## TASK OBJECTIVE
Search the listing for "These" and copy every line where it appears.

BEGIN SOURCE MATERIAL

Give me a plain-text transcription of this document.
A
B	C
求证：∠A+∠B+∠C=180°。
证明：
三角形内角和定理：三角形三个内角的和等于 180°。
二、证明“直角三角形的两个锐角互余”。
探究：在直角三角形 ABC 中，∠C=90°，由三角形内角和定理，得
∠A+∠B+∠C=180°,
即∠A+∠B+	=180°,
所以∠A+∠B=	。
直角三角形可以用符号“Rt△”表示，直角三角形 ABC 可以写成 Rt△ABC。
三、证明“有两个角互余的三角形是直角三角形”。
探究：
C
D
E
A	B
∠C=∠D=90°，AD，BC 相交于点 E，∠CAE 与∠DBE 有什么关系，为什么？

END SOURCE MATERIAL
BEGIN SOURCE MATERIAL

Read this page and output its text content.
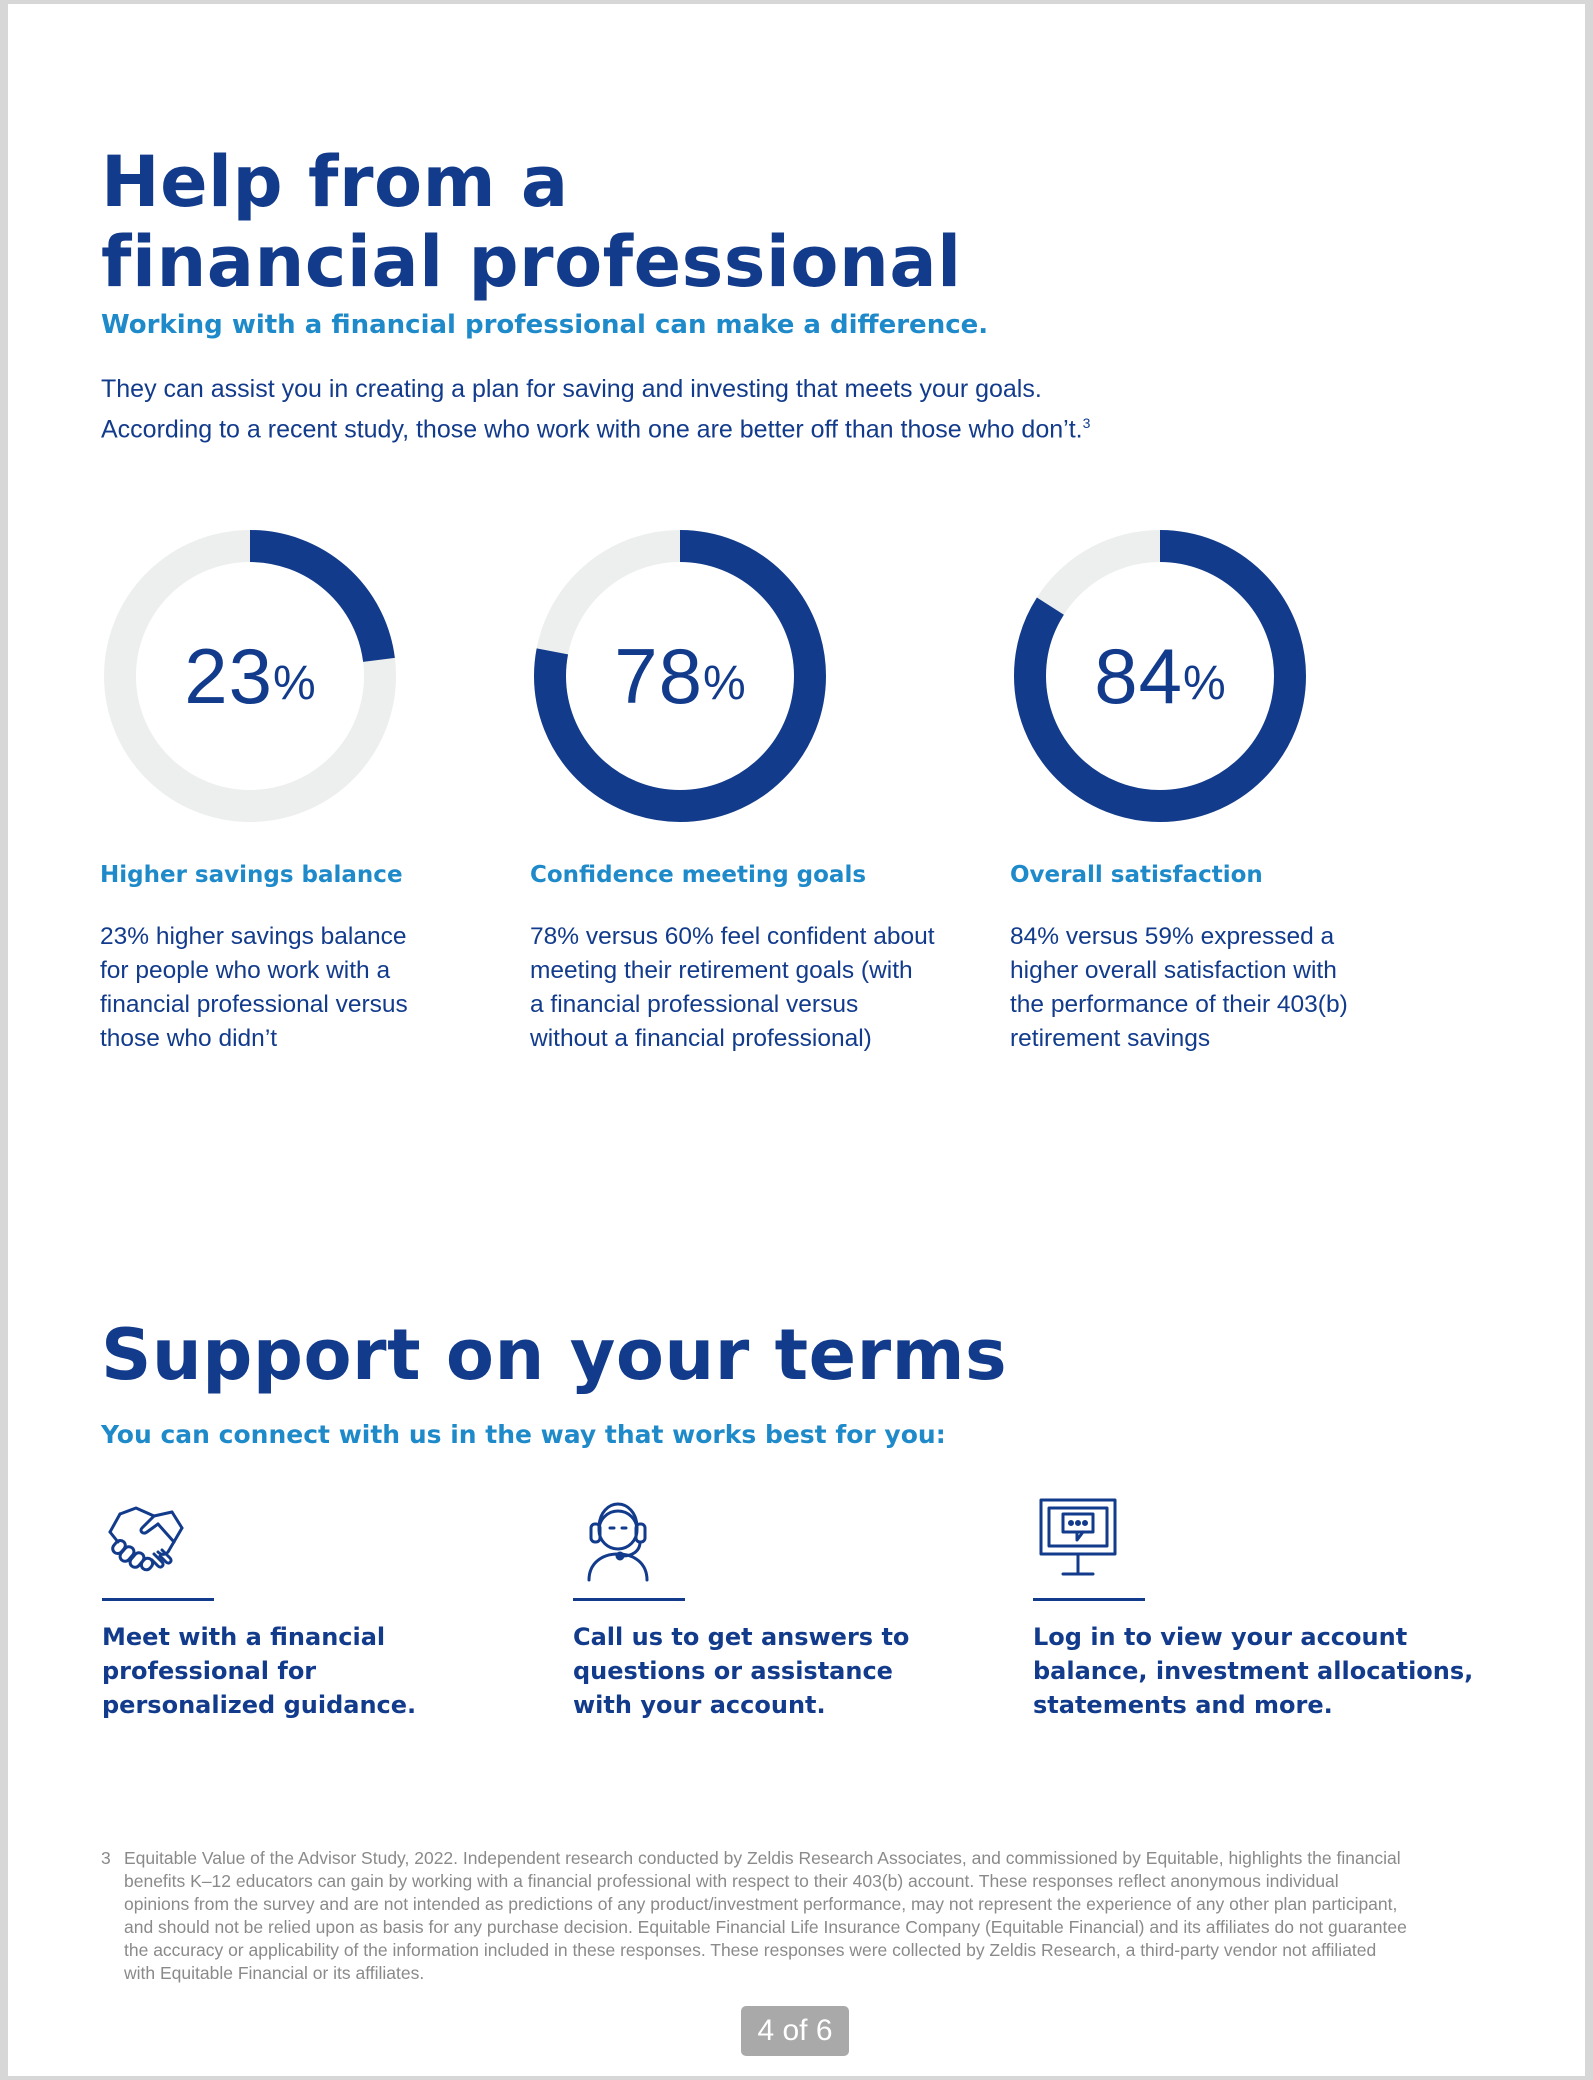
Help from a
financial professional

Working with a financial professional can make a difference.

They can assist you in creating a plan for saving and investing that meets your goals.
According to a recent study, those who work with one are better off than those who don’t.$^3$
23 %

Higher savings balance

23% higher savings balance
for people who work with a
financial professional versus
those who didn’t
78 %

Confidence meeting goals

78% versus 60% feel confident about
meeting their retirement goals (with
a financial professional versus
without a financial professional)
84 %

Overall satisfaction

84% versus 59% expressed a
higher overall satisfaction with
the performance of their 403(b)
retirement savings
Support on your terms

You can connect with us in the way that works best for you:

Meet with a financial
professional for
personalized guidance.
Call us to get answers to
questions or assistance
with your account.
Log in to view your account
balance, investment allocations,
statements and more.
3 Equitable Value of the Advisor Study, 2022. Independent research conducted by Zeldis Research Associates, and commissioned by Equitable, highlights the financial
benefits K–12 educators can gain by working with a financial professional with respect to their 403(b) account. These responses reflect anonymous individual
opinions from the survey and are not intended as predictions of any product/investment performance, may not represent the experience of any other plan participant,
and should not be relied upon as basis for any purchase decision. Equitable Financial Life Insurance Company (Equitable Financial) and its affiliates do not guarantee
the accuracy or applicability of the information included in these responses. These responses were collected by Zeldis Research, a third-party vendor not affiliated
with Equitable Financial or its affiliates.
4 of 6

END SOURCE MATERIAL
BEGIN SOURCE MATERIAL

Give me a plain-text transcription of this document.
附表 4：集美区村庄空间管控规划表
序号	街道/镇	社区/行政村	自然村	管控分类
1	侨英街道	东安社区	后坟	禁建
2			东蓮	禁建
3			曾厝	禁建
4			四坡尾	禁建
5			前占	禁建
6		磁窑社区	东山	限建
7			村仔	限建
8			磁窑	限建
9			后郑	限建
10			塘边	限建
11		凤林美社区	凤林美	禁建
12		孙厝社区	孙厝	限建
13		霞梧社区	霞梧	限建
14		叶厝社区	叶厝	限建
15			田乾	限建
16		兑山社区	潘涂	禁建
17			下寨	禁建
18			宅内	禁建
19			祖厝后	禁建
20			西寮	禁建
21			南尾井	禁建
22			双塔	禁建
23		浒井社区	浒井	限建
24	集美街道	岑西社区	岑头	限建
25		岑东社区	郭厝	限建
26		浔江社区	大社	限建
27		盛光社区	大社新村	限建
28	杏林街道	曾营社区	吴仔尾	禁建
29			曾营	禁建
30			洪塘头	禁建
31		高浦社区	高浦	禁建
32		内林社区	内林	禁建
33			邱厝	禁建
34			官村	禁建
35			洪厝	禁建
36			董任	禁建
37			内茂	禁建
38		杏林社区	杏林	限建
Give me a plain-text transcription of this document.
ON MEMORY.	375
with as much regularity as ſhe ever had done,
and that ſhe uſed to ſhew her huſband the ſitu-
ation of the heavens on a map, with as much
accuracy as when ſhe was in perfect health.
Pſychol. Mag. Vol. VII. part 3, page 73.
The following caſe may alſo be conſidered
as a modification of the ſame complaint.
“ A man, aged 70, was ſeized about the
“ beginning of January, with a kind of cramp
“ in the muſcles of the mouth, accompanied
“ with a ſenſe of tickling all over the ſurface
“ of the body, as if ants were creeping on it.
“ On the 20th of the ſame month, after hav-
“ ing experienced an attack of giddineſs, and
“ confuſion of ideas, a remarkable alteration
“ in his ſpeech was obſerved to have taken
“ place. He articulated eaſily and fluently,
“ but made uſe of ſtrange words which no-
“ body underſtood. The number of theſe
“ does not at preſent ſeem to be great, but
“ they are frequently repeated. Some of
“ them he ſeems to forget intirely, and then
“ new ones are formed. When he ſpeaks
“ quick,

END SOURCE MATERIAL

## SOLUTION FOR THIS TASK
benefits K–12 educators can gain by working with a financial professional with respect to their 403(b) account. These responses reflect anonymous individual
the accuracy or applicability of the information included in these responses. These responses were collected by Zeldis Research, a third-party vendor not affiliated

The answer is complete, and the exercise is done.